# Direction:
Transcribe each line of the material as it is, and drop any picture.

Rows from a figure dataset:
-.-.-

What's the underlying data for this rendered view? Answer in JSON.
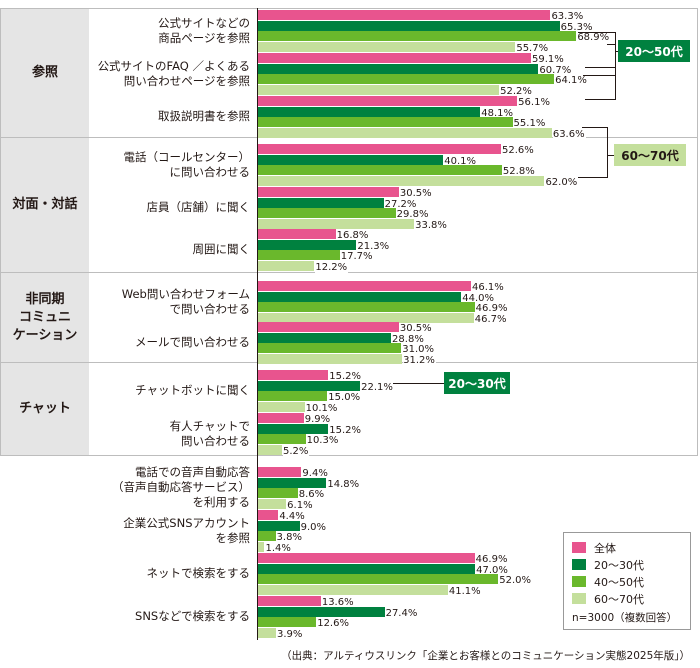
{
  "chart_data": {
    "type": "bar",
    "orientation": "horizontal",
    "series": [
      {
        "name": "全体",
        "color": "#e8548e"
      },
      {
        "name": "20～30代",
        "color": "#00813f"
      },
      {
        "name": "40～50代",
        "color": "#6ab82c"
      },
      {
        "name": "60～70代",
        "color": "#c4df9c"
      }
    ],
    "groups": [
      {
        "category": "参照",
        "items": [
          {
            "label": "公式サイトなどの\n商品ページを参照",
            "values": [
              63.3,
              65.3,
              68.9,
              55.7
            ],
            "value_labels": [
              "63.3%",
              "65.3%",
              "68.9%",
              "55.7%"
            ]
          },
          {
            "label": "公式サイトのFAQ ／よくある\n問い合わせページを参照",
            "values": [
              59.1,
              60.7,
              64.1,
              52.2
            ],
            "value_labels": [
              "59.1%",
              "60.7%",
              "64.1%",
              "52.2%"
            ]
          },
          {
            "label": "取扱説明書を参照",
            "values": [
              56.1,
              48.1,
              55.1,
              63.6
            ],
            "value_labels": [
              "56.1%",
              "48.1%",
              "55.1%",
              "63.6%"
            ]
          }
        ]
      },
      {
        "category": "対面・対話",
        "items": [
          {
            "label": "電話（コールセンター）\nに問い合わせる",
            "values": [
              52.6,
              40.1,
              52.8,
              62.0
            ],
            "value_labels": [
              "52.6%",
              "40.1%",
              "52.8%",
              "62.0%"
            ]
          },
          {
            "label": "店員（店舗）に聞く",
            "values": [
              30.5,
              27.2,
              29.8,
              33.8
            ],
            "value_labels": [
              "30.5%",
              "27.2%",
              "29.8%",
              "33.8%"
            ]
          },
          {
            "label": "周囲に聞く",
            "values": [
              16.8,
              21.3,
              17.7,
              12.2
            ],
            "value_labels": [
              "16.8%",
              "21.3%",
              "17.7%",
              "12.2%"
            ]
          }
        ]
      },
      {
        "category": "非同期\nコミュニ\nケーション",
        "items": [
          {
            "label": "Web問い合わせフォーム\nで問い合わせる",
            "values": [
              46.1,
              44.0,
              46.9,
              46.7
            ],
            "value_labels": [
              "46.1%",
              "44.0%",
              "46.9%",
              "46.7%"
            ]
          },
          {
            "label": "メールで問い合わせる",
            "values": [
              30.5,
              28.8,
              31.0,
              31.2
            ],
            "value_labels": [
              "30.5%",
              "28.8%",
              "31.0%",
              "31.2%"
            ]
          }
        ]
      },
      {
        "category": "チャット",
        "items": [
          {
            "label": "チャットボットに聞く",
            "values": [
              15.2,
              22.1,
              15.0,
              10.1
            ],
            "value_labels": [
              "15.2%",
              "22.1%",
              "15.0%",
              "10.1%"
            ]
          },
          {
            "label": "有人チャットで\n問い合わせる",
            "values": [
              9.9,
              15.2,
              10.3,
              5.2
            ],
            "value_labels": [
              "9.9%",
              "15.2%",
              "10.3%",
              "5.2%"
            ]
          }
        ]
      },
      {
        "category": "",
        "items": [
          {
            "label": "電話での音声自動応答\n（音声自動応答サービス）\nを利用する",
            "values": [
              9.4,
              14.8,
              8.6,
              6.1
            ],
            "value_labels": [
              "9.4%",
              "14.8%",
              "8.6%",
              "6.1%"
            ]
          },
          {
            "label": "企業公式SNSアカウント\nを参照",
            "values": [
              4.4,
              9.0,
              3.8,
              1.4
            ],
            "value_labels": [
              "4.4%",
              "9.0%",
              "3.8%",
              "1.4%"
            ]
          },
          {
            "label": "ネットで検索をする",
            "values": [
              46.9,
              47.0,
              52.0,
              41.1
            ],
            "value_labels": [
              "46.9%",
              "47.0%",
              "52.0%",
              "41.1%"
            ]
          },
          {
            "label": "SNSなどで検索をする",
            "values": [
              13.6,
              27.4,
              12.6,
              3.9
            ],
            "value_labels": [
              "13.6%",
              "27.4%",
              "12.6%",
              "3.9%"
            ]
          }
        ]
      }
    ],
    "annotations": [
      {
        "text": "20～50代",
        "style": "dark",
        "color": "#00813f"
      },
      {
        "text": "60～70代",
        "style": "light",
        "color": "#c4df9c"
      },
      {
        "text": "20～30代",
        "style": "dark",
        "color": "#00813f"
      }
    ],
    "legend_position": "bottom-right",
    "note": "n=3000（複数回答）",
    "source": "（出典：アルティウスリンク「企業とお客様とのコミュニケーション実態2025年版」）",
    "grid": false
  }
}
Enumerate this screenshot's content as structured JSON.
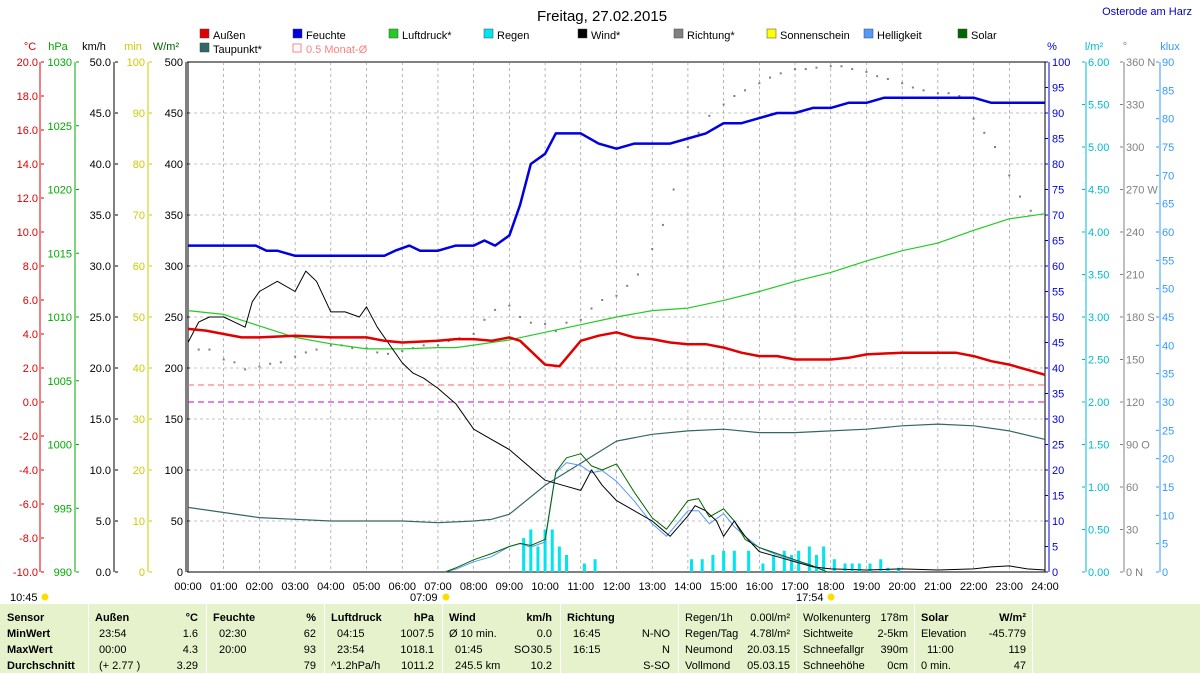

-.-.-

# Reply:
What's the underlying data for this rendered view? Answer in JSON.
{
  "chart_data": {
    "type": "bar",
    "orientation": "horizontal",
    "series": [
      {
        "name": "全体",
        "color": "#e8548e"
      },
      {
        "name": "20～30代",
        "color": "#00813f"
      },
      {
        "name": "40～50代",
        "color": "#6ab82c"
      },
      {
        "name": "60～70代",
        "color": "#c4df9c"
      }
    ],
    "groups": [
      {
        "category": "参照",
        "items": [
          {
            "label": "公式サイトなどの\n商品ページを参照",
            "values": [
              63.3,
              65.3,
              68.9,
              55.7
            ],
            "value_labels": [
              "63.3%",
              "65.3%",
              "68.9%",
              "55.7%"
            ]
          },
          {
            "label": "公式サイトのFAQ ／よくある\n問い合わせページを参照",
            "values": [
              59.1,
              60.7,
              64.1,
              52.2
            ],
            "value_labels": [
              "59.1%",
              "60.7%",
              "64.1%",
              "52.2%"
            ]
          },
          {
            "label": "取扱説明書を参照",
            "values": [
              56.1,
              48.1,
              55.1,
              63.6
            ],
            "value_labels": [
              "56.1%",
              "48.1%",
              "55.1%",
              "63.6%"
            ]
          }
        ]
      },
      {
        "category": "対面・対話",
        "items": [
          {
            "label": "電話（コールセンター）\nに問い合わせる",
            "values": [
              52.6,
              40.1,
              52.8,
              62.0
            ],
            "value_labels": [
              "52.6%",
              "40.1%",
              "52.8%",
              "62.0%"
            ]
          },
          {
            "label": "店員（店舗）に聞く",
            "values": [
              30.5,
              27.2,
              29.8,
              33.8
            ],
            "value_labels": [
              "30.5%",
              "27.2%",
              "29.8%",
              "33.8%"
            ]
          },
          {
            "label": "周囲に聞く",
            "values": [
              16.8,
              21.3,
              17.7,
              12.2
            ],
            "value_labels": [
              "16.8%",
              "21.3%",
              "17.7%",
              "12.2%"
            ]
          }
        ]
      },
      {
        "category": "非同期\nコミュニ\nケーション",
        "items": [
          {
            "label": "Web問い合わせフォーム\nで問い合わせる",
            "values": [
              46.1,
              44.0,
              46.9,
              46.7
            ],
            "value_labels": [
              "46.1%",
              "44.0%",
              "46.9%",
              "46.7%"
            ]
          },
          {
            "label": "メールで問い合わせる",
            "values": [
              30.5,
              28.8,
              31.0,
              31.2
            ],
            "value_labels": [
              "30.5%",
              "28.8%",
              "31.0%",
              "31.2%"
            ]
          }
        ]
      },
      {
        "category": "チャット",
        "items": [
          {
            "label": "チャットボットに聞く",
            "values": [
              15.2,
              22.1,
              15.0,
              10.1
            ],
            "value_labels": [
              "15.2%",
              "22.1%",
              "15.0%",
              "10.1%"
            ]
          },
          {
            "label": "有人チャットで\n問い合わせる",
            "values": [
              9.9,
              15.2,
              10.3,
              5.2
            ],
            "value_labels": [
              "9.9%",
              "15.2%",
              "10.3%",
              "5.2%"
            ]
          }
        ]
      },
      {
        "category": "",
        "items": [
          {
            "label": "電話での音声自動応答\n（音声自動応答サービス）\nを利用する",
            "values": [
              9.4,
              14.8,
              8.6,
              6.1
            ],
            "value_labels": [
              "9.4%",
              "14.8%",
              "8.6%",
              "6.1%"
            ]
          },
          {
            "label": "企業公式SNSアカウント\nを参照",
            "values": [
              4.4,
              9.0,
              3.8,
              1.4
            ],
            "value_labels": [
              "4.4%",
              "9.0%",
              "3.8%",
              "1.4%"
            ]
          },
          {
            "label": "ネットで検索をする",
            "values": [
              46.9,
              47.0,
              52.0,
              41.1
            ],
            "value_labels": [
              "46.9%",
              "47.0%",
              "52.0%",
              "41.1%"
            ]
          },
          {
            "label": "SNSなどで検索をする",
            "values": [
              13.6,
              27.4,
              12.6,
              3.9
            ],
            "value_labels": [
              "13.6%",
              "27.4%",
              "12.6%",
              "3.9%"
            ]
          }
        ]
      }
    ],
    "annotations": [
      {
        "text": "20～50代",
        "style": "dark",
        "color": "#00813f"
      },
      {
        "text": "60～70代",
        "style": "light",
        "color": "#c4df9c"
      },
      {
        "text": "20～30代",
        "style": "dark",
        "color": "#00813f"
      }
    ],
    "legend_position": "bottom-right",
    "note": "n=3000（複数回答）",
    "source": "（出典：アルティウスリンク「企業とお客様とのコミュニケーション実態2025年版」）",
    "grid": false
  }
}
Enumerate this screenshot's content as structured JSON.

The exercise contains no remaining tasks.